» **TASK GOAL**: Rewrite the lines from the one containing "- firm-name: Affordable" through the one containing "- self-emp-chk: Check", inclusive, as a numbered list, dropping any blank lines.

[Spatial annotation records]
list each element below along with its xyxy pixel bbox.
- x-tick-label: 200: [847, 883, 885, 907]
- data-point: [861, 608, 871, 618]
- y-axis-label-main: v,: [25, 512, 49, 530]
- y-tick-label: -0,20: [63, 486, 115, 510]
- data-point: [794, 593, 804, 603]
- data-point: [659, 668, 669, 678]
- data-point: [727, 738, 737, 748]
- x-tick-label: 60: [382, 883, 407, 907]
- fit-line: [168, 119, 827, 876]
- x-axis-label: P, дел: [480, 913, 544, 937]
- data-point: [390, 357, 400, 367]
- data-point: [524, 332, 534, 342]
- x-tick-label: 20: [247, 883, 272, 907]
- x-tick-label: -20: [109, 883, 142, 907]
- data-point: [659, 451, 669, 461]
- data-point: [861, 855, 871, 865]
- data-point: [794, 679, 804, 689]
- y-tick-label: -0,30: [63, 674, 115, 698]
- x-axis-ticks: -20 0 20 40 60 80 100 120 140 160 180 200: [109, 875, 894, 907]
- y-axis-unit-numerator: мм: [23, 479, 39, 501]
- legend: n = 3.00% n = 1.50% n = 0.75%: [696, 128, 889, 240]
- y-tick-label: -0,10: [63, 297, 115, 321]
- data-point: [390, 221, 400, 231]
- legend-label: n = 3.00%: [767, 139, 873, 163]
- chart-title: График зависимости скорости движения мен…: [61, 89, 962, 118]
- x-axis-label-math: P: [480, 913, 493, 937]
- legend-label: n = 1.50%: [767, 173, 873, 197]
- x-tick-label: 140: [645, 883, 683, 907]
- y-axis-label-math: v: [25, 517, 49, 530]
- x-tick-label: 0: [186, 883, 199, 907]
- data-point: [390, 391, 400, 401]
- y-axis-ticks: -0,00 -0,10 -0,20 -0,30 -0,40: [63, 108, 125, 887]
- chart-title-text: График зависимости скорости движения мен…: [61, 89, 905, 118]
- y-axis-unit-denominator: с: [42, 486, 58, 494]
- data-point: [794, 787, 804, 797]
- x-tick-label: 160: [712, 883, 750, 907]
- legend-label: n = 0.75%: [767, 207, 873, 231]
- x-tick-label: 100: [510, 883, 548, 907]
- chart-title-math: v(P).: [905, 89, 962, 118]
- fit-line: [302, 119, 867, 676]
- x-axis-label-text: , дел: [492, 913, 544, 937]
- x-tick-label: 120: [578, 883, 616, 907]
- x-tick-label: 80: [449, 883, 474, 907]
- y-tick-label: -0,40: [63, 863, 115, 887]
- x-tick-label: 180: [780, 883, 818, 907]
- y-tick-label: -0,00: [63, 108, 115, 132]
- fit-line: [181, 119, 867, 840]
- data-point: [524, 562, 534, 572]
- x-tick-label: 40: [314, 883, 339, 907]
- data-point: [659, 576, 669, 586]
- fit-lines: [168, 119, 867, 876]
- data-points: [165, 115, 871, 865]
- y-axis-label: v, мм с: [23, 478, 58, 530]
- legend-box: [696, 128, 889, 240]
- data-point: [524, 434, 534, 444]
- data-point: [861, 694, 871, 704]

...

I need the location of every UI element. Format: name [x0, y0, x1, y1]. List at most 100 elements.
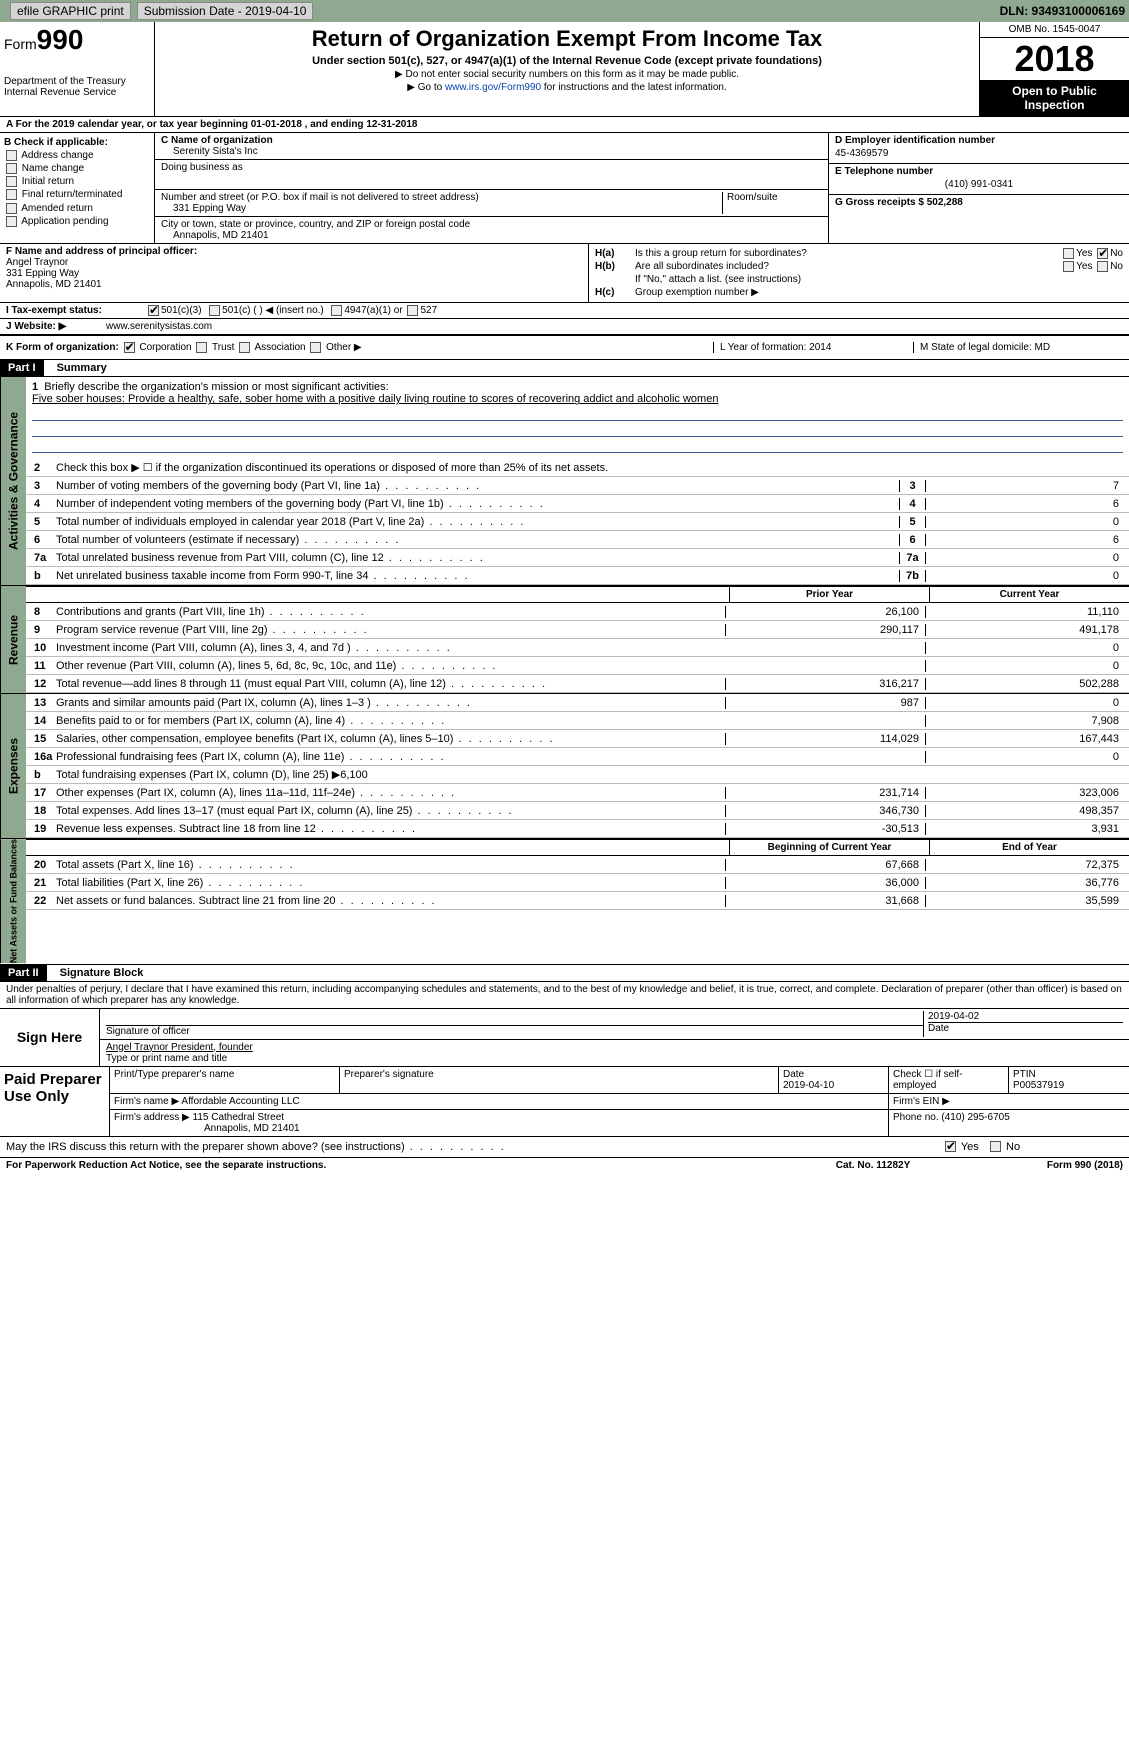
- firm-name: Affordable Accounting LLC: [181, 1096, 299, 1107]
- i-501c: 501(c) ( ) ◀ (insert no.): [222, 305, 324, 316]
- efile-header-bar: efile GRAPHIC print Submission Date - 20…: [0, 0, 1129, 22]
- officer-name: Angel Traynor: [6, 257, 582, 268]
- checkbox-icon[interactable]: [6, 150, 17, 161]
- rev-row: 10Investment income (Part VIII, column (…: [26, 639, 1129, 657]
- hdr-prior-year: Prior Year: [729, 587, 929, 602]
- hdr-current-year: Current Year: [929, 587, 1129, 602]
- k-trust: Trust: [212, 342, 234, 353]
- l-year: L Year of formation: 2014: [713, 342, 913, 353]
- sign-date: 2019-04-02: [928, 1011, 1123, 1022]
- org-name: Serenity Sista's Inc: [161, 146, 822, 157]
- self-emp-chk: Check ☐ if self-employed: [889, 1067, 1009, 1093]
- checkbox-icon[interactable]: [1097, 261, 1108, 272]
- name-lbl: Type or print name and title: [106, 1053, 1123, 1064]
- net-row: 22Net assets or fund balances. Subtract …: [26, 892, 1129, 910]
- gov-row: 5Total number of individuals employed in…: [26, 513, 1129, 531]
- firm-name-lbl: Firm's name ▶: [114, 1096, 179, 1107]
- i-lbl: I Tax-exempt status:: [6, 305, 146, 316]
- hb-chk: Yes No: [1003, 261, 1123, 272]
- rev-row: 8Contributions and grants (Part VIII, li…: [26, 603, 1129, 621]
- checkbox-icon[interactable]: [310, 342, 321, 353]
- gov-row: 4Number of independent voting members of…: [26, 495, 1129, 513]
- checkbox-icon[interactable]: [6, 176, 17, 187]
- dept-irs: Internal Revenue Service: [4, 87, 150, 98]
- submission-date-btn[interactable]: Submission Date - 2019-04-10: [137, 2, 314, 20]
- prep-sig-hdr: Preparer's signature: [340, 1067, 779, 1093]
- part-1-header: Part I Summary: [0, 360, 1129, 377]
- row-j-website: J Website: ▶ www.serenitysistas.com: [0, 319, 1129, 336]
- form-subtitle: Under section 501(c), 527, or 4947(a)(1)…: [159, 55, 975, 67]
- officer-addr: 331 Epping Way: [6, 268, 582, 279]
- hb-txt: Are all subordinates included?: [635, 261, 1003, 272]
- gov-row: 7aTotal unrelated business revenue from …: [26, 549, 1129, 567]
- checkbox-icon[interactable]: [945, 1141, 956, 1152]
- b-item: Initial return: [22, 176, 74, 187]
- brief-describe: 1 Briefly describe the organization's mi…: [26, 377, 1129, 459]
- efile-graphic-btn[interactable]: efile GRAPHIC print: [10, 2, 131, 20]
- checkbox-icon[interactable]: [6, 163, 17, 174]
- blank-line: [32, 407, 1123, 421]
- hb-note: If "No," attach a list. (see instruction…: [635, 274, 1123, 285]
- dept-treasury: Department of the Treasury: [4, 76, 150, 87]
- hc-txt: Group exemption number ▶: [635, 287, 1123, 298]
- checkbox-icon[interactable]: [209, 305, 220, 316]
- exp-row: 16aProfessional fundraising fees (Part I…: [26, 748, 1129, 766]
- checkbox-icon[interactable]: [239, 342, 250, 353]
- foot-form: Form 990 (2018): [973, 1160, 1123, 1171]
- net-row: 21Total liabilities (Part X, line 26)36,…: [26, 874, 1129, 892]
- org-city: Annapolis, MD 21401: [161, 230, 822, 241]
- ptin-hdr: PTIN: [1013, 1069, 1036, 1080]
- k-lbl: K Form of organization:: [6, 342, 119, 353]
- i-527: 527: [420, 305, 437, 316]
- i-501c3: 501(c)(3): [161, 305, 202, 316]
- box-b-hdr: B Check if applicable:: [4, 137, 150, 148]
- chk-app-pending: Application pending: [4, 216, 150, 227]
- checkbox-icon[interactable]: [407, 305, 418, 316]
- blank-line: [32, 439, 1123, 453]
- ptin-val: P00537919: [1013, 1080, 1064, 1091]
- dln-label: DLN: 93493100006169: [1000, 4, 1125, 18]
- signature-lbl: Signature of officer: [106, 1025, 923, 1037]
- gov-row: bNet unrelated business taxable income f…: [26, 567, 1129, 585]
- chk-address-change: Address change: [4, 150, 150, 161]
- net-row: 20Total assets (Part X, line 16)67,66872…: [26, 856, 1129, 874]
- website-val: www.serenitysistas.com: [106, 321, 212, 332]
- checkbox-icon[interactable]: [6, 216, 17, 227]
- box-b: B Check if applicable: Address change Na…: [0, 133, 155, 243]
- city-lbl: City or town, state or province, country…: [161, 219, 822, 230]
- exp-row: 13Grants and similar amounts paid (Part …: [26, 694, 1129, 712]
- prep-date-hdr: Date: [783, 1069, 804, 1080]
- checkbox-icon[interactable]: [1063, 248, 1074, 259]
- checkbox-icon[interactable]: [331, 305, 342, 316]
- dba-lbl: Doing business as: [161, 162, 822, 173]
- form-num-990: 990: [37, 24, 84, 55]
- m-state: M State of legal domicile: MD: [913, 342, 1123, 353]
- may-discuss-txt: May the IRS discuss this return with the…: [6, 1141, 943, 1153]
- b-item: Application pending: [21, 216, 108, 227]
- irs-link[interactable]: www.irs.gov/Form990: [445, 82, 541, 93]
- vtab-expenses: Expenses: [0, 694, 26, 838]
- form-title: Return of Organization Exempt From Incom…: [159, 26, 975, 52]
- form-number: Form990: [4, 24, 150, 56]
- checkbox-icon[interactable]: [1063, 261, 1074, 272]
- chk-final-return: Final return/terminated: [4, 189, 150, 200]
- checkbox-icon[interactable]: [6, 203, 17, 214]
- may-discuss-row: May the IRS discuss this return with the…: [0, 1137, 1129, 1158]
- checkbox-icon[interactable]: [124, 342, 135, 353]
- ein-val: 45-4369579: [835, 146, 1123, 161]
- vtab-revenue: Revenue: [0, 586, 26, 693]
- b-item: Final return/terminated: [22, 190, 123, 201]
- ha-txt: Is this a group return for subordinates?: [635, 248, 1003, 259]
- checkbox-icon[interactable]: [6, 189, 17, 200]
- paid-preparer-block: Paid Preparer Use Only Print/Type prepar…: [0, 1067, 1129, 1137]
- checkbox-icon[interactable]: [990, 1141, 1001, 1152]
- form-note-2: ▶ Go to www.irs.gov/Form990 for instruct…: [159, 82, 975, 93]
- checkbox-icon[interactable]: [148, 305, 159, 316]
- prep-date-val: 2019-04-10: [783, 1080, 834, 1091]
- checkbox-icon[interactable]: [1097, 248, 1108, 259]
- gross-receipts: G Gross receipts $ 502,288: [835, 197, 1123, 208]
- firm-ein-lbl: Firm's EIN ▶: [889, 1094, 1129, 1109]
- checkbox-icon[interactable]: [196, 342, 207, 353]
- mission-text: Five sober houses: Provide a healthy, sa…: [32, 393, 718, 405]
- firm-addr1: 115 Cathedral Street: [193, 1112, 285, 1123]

» **THE REPLY**:
1. - firm-name: Affordable Accounting LLC: [181, 1096, 299, 1107]
2. - i-501c: 501(c) ( ) ◀ (insert no.): [222, 305, 324, 316]
3. - efile-header-bar: efile GRAPHIC print Submission Date - 20…: [0, 0, 1129, 22]
4. - officer-name: Angel Traynor: [6, 257, 582, 268]
5. - checkbox-icon[interactable]: [6, 150, 17, 161]
6. - rev-row: 10Investment income (Part VIII, column (…: [26, 639, 1129, 657]
7. - hdr-prior-year: Prior Year: [729, 587, 929, 602]
8. - hdr-current-year: Current Year: [929, 587, 1129, 602]
9. - k-trust: Trust: [212, 342, 234, 353]
10. - l-year: L Year of formation: 2014: [713, 342, 913, 353]
11. - sign-date: 2019-04-02: [928, 1011, 1123, 1022]
12. - org-name: Serenity Sista's Inc: [161, 146, 822, 157]
13. - self-emp-chk: Check ☐ if self-employed: [889, 1067, 1009, 1093]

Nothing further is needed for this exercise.